## BEGIN Records shown

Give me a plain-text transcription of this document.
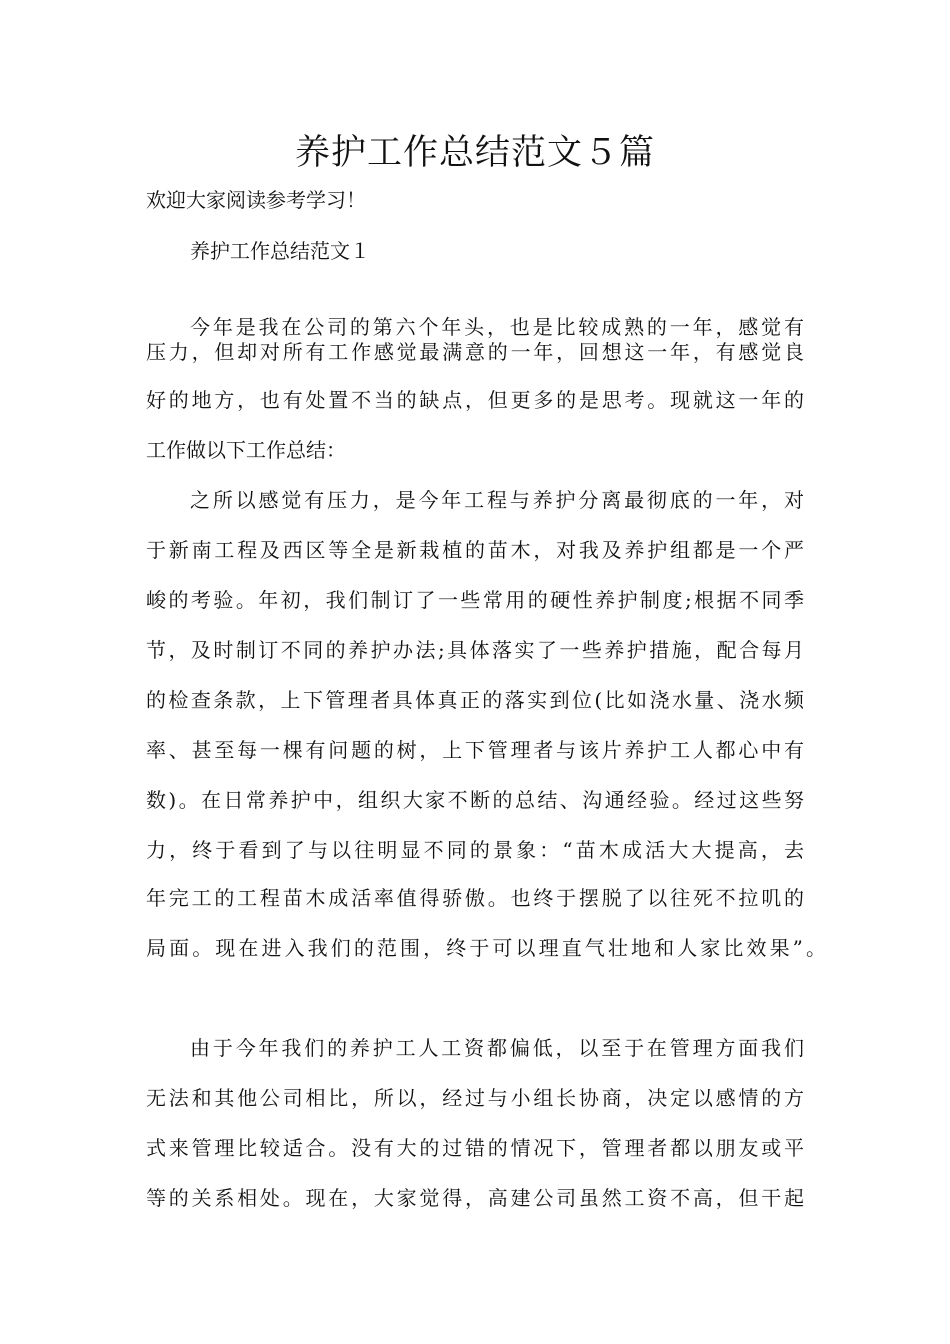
养护工作总结范文５篇

欢迎大家阅读参考学习！

养护工作总结范文１

今年是我在公司的第六个年头，也是比较成熟的一年，感觉有

压力，但却对所有工作感觉最满意的一年，回想这一年，有感觉良

好的地方，也有处置不当的缺点，但更多的是思考。现就这一年的

工作做以下工作总结：

之所以感觉有压力，是今年工程与养护分离最彻底的一年，对

于新南工程及西区等全是新栽植的苗木，对我及养护组都是一个严

峻的考验。年初，我们制订了一些常用的硬性养护制度;根据不同季

节，及时制订不同的养护办法;具体落实了一些养护措施，配合每月

的检查条款，上下管理者具体真正的落实到位(比如浇水量、浇水频

率、甚至每一棵有问题的树，上下管理者与该片养护工人都心中有

数)。在日常养护中，组织大家不断的总结、沟通经验。经过这些努

力，终于看到了与以往明显不同的景象：“苗木成活大大提高，去

年完工的工程苗木成活率值得骄傲。也终于摆脱了以往死不拉叽的

局面。现在进入我们的范围，终于可以理直气壮地和人家比效果”。

由于今年我们的养护工人工资都偏低，以至于在管理方面我们

无法和其他公司相比，所以，经过与小组长协商，决定以感情的方

式来管理比较适合。没有大的过错的情况下，管理者都以朋友或平

等的关系相处。现在，大家觉得，高建公司虽然工资不高，但干起
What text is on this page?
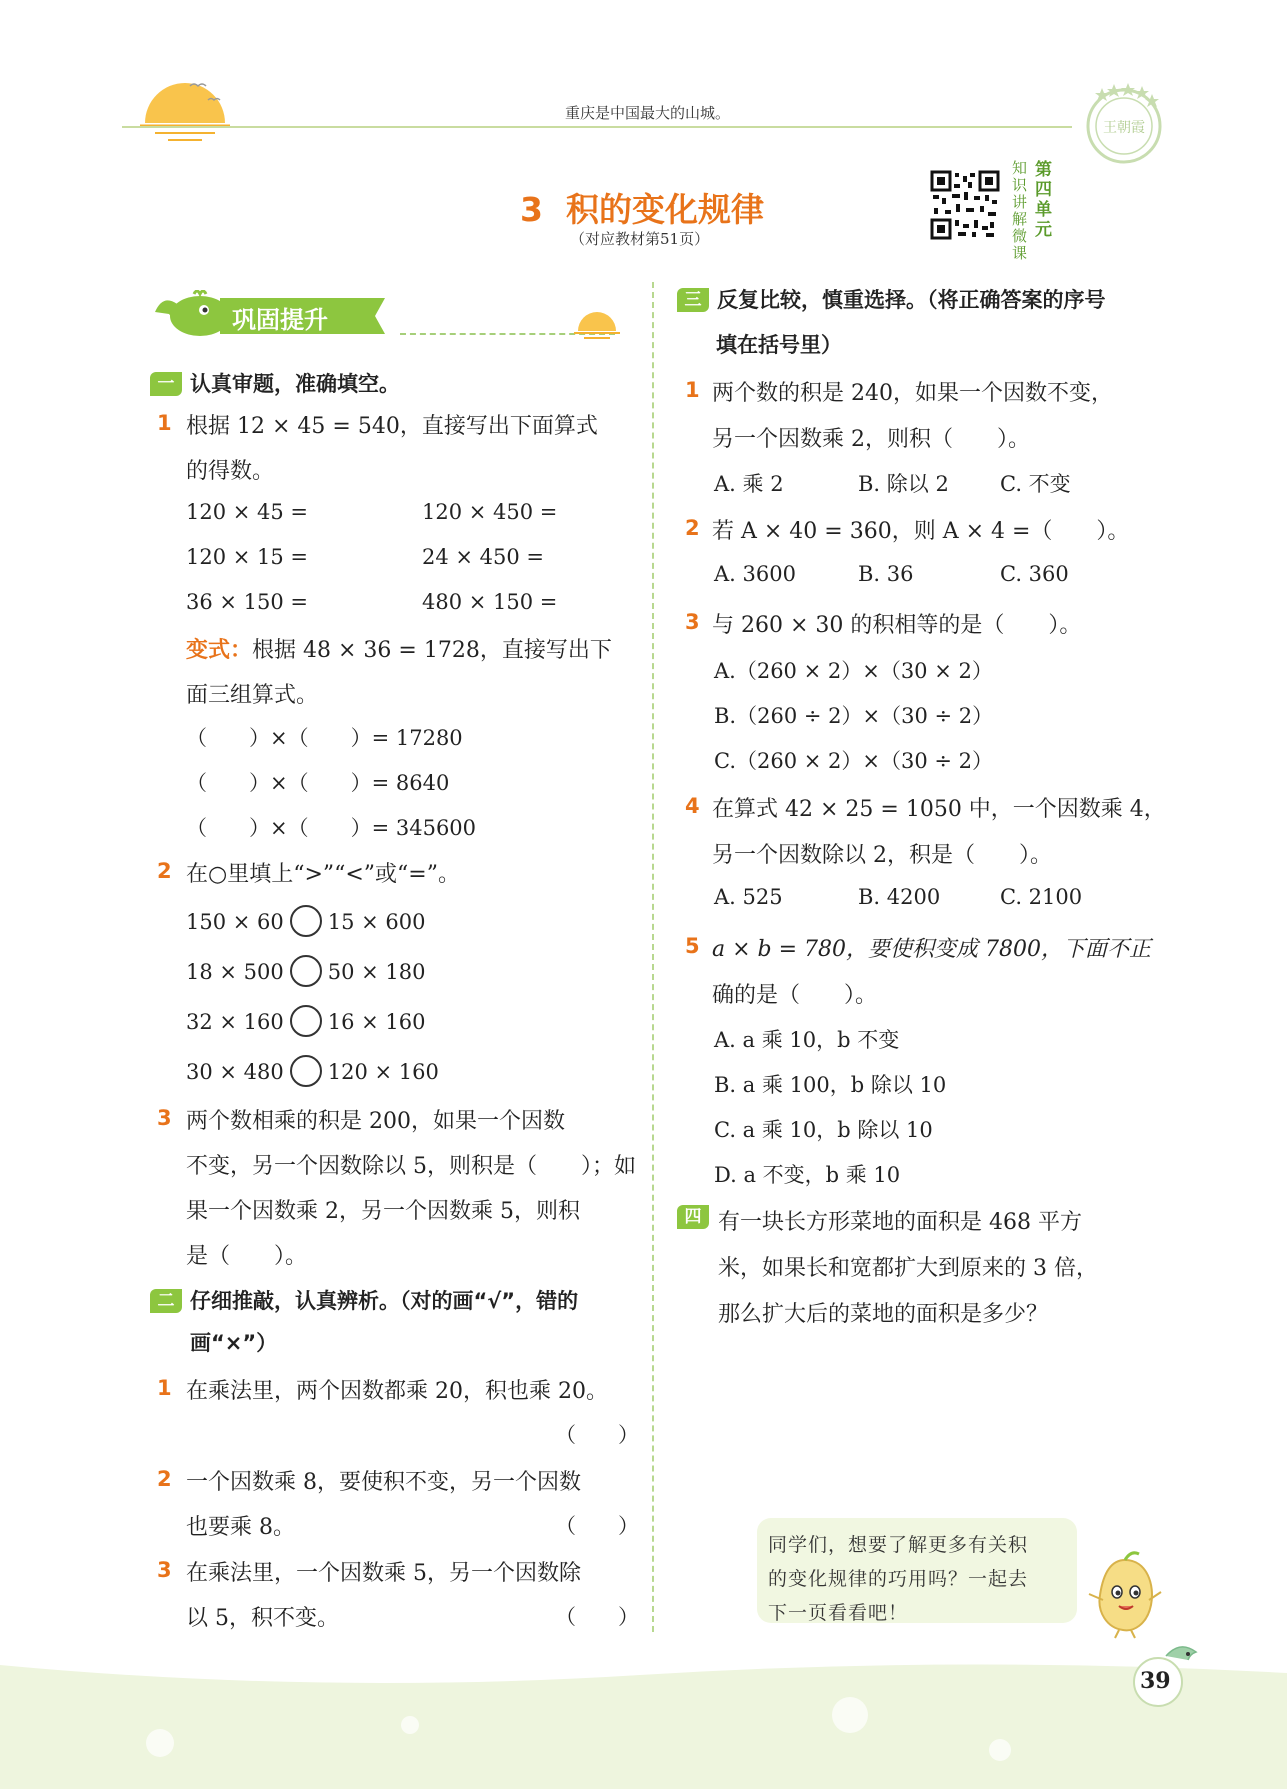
重庆是中国最大的山城。
王朝霞
3 积的变化规律
（对应教材第51页）
知识讲解微课
第四单元
巩固提升
一 认真审题，准确填空。
1 根据 12 × 45 = 540，直接写出下面算式
的得数。
120 × 45 =	120 × 450 =
120 × 15 =	24 × 450 =
36 × 150 =	480 × 150 =
变式：根据 48 × 36 = 1728，直接写出下
面三组算式。
（　　）×（　　）= 17280
（　　）×（　　）= 8640
（　　）×（　　）= 345600
2 在○里填上“>”“<”或“=”。
150 × 60 15 × 600
18 × 500 50 × 180
32 × 160 16 × 160
30 × 480 120 × 160
3 两个数相乘的积是 200，如果一个因数
不变，另一个因数除以 5，则积是（　　）；如
果一个因数乘 2，另一个因数乘 5，则积
是（　　）。
二 仔细推敲，认真辨析。（对的画“√”，错的
画“×”）
1 在乘法里，两个因数都乘 20，积也乘 20。
（　　）
2 一个因数乘 8，要使积不变，另一个因数
也要乘 8。	（　　）
3 在乘法里，一个因数乘 5，另一个因数除
以 5，积不变。	（　　）
三 反复比较，慎重选择。（将正确答案的序号
填在括号里）
1 两个数的积是 240，如果一个因数不变，
另一个因数乘 2，则积（　　）。
A. 乘 2	B. 除以 2 C. 不变
2 若 A × 40 = 360，则 A × 4 =（　　）。
A. 3600	B. 36	C. 360
3 与 260 × 30 的积相等的是（　　）。
A.（260 × 2）×（30 × 2）
B.（260 ÷ 2）×（30 ÷ 2）
C.（260 × 2）×（30 ÷ 2）
4 在算式 42 × 25 = 1050 中，一个因数乘 4，
另一个因数除以 2，积是（　　）。
A. 525	B. 4200	C. 2100
5 a × b = 780，要使积变成 7800，下面不正
确的是（　　）。
A. a 乘 10，b 不变
B. a 乘 100，b 除以 10
C. a 乘 10，b 除以 10
D. a 不变，b 乘 10
四 有一块长方形菜地的面积是 468 平方
米，如果长和宽都扩大到原来的 3 倍，
那么扩大后的菜地的面积是多少？
同学们，想要了解更多有关积
的变化规律的巧用吗？一起去
下一页看看吧！
39
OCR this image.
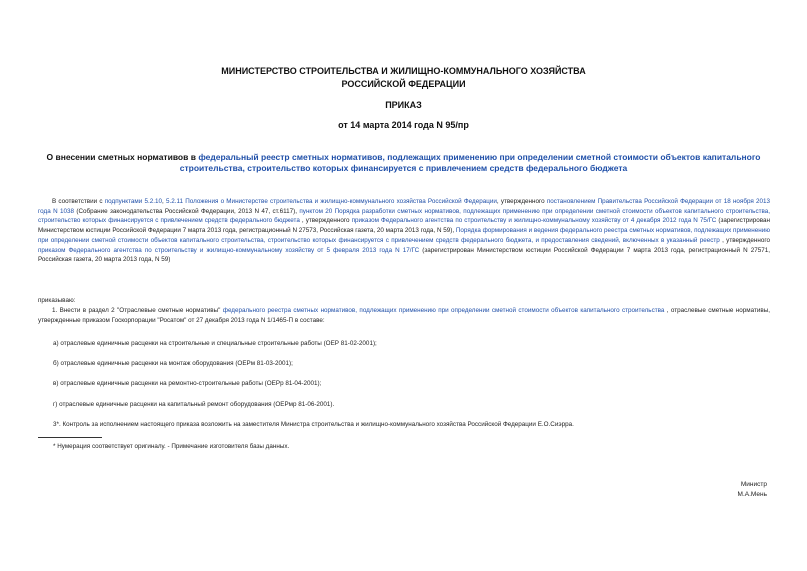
МИНИСТЕРСТВО СТРОИТЕЛЬСТВА И ЖИЛИЩНО-КОММУНАЛЬНОГО ХОЗЯЙСТВА
РОССИЙСКОЙ ФЕДЕРАЦИИ
ПРИКАЗ
от 14 марта 2014 года N 95/пр
О внесении сметных нормативов в федеральный реестр сметных нормативов, подлежащих применению при определении сметной стоимости объектов капитального строительства, строительство которых финансируется с привлечением средств федерального бюджета
В соответствии с подпунктами 5.2.10, 5.2.11 Положения о Министерстве строительства и жилищно-коммунального хозяйства Российской Федерации, утвержденного постановлением Правительства Российской Федерации от 18 ноября 2013 года N 1038 (Собрание законодательства Российской Федерации, 2013 N 47, ст.6117), пунктом 20 Порядка разработки сметных нормативов, подлежащих применению при определении сметной стоимости объектов капитального строительства, строительство которых финансируется с привлечением средств федерального бюджета , утвержденного приказом Федерального агентства по строительству и жилищно-коммунальному хозяйству от 4 декабря 2012 года N 75/ГС (зарегистрирован Министерством юстиции Российской Федерации 7 марта 2013 года, регистрационный N 27573, Российская газета, 20 марта 2013 года, N 59), Порядка формирования и ведения федерального реестра сметных нормативов, подлежащих применению при определении сметной стоимости объектов капитального строительства, строительство которых финансируется с привлечением средств федерального бюджета, и предоставления сведений, включенных в указанный реестр , утвержденного приказом Федерального агентства по строительству и жилищно-коммунальному хозяйству от 5 февраля 2013 года N 17/ГС (зарегистрирован Министерством юстиции Российской Федерации 7 марта 2013 года, регистрационный N 27571, Российская газета, 20 марта 2013 года, N 59)
приказываю:
1. Внести в раздел 2 "Отраслевые сметные нормативы" федерального реестра сметных нормативов, подлежащих применению при определении сметной стоимости объектов капитального строительства , отраслевые сметные нормативы, утвержденные приказом Госкорпорации "Росатом" от 27 декабря 2013 года N 1/1465-П в составе:
а) отраслевые единичные расценки на строительные и специальные строительные работы (ОЕР 81-02-2001);
б) отраслевые единичные расценки на монтаж оборудования (ОЕРм 81-03-2001);
в) отраслевые единичные расценки на ремонтно-строительные работы (ОЕРр 81-04-2001);
г) отраслевые единичные расценки на капитальный ремонт оборудования (ОЕРмр 81-06-2001).
3*. Контроль за исполнением настоящего приказа возложить на заместителя Министра строительства и жилищно-коммунального хозяйства Российской Федерации Е.О.Сиэрра.
* Нумерация соответствует оригиналу. - Примечание изготовителя базы данных.
Министр
М.А.Мень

## END Records shown

(What this task involves): Select the lines that carry the string "оборудования" and copy them.

(Output of the task):
б) отраслевые единичные расценки на монтаж оборудования (ОЕРм 81-03-2001);
г) отраслевые единичные расценки на капитальный ремонт оборудования (ОЕРмр 81-06-2001).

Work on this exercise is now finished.